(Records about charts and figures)
— start —

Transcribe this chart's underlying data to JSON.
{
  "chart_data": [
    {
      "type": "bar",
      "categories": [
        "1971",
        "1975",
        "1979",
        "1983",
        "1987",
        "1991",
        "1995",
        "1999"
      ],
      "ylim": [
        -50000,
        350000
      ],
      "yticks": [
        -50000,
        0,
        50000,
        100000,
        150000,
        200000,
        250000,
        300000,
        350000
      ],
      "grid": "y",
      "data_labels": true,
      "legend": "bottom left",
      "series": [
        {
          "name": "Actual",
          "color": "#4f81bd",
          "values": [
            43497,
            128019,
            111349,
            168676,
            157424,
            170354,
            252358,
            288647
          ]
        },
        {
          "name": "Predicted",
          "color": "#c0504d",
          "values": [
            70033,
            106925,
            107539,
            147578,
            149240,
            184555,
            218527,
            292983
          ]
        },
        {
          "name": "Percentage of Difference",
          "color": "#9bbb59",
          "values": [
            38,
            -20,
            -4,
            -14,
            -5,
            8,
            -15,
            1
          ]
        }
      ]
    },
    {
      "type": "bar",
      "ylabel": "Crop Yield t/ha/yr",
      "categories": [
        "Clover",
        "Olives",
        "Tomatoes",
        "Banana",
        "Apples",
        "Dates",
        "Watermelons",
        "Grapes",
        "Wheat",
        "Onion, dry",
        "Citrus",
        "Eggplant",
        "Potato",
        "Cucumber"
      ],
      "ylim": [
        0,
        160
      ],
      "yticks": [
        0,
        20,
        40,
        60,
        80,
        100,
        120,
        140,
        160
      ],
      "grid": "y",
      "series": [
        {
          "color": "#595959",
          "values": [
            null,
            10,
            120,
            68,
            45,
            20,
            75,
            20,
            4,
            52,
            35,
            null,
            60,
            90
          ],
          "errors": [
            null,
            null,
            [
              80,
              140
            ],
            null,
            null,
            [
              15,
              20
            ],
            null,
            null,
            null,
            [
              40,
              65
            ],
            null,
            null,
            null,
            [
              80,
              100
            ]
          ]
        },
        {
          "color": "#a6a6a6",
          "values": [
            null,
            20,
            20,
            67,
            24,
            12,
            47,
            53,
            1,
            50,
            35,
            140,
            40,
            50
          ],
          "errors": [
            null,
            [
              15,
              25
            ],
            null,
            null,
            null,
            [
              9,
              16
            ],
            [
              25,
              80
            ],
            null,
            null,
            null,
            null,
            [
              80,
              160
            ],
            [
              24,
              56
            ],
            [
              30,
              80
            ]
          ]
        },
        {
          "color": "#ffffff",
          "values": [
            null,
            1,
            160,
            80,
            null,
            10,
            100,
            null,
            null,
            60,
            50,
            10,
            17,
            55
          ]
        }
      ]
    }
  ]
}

— end —
— start —

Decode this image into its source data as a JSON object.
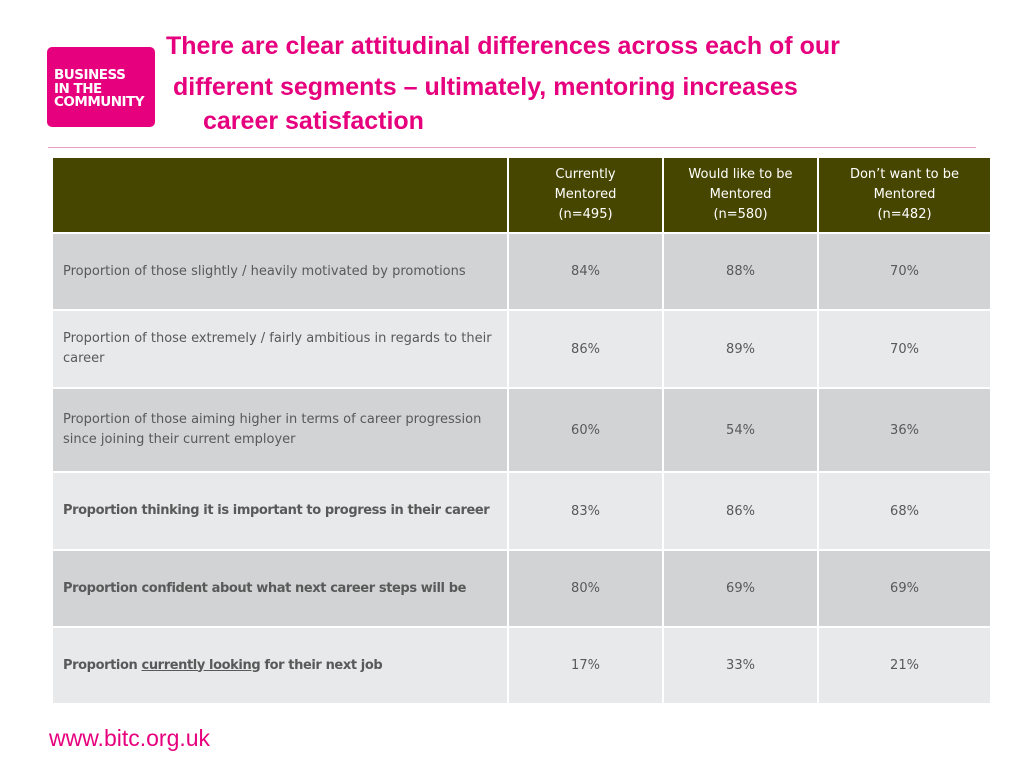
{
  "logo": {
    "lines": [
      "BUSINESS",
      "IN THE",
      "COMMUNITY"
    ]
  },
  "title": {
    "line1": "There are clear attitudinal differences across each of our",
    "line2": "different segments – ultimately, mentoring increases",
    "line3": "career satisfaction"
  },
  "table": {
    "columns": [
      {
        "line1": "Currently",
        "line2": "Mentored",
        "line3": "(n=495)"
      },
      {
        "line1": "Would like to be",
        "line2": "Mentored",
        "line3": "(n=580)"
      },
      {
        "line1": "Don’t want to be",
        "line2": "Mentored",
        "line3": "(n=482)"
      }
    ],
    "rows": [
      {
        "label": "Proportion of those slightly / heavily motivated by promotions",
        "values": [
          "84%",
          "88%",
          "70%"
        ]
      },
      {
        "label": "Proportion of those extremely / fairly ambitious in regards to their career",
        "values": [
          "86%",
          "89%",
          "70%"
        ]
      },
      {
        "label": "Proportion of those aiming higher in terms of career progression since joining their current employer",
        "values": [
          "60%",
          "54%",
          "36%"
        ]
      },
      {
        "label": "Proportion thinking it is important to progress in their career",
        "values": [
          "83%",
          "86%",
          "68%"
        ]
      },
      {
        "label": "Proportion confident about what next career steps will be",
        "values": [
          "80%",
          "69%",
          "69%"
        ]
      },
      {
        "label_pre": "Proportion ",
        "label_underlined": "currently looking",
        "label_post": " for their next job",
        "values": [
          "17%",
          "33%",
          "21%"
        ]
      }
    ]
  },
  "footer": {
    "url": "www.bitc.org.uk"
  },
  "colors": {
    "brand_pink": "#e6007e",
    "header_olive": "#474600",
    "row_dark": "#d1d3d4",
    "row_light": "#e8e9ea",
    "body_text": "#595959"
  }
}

— end —

Written problem
Go through the entries above and copy every line containing "this".

Completed task
Transcribe this chart's underlying data to JSON.
Decode this image into its source data as a JSON object.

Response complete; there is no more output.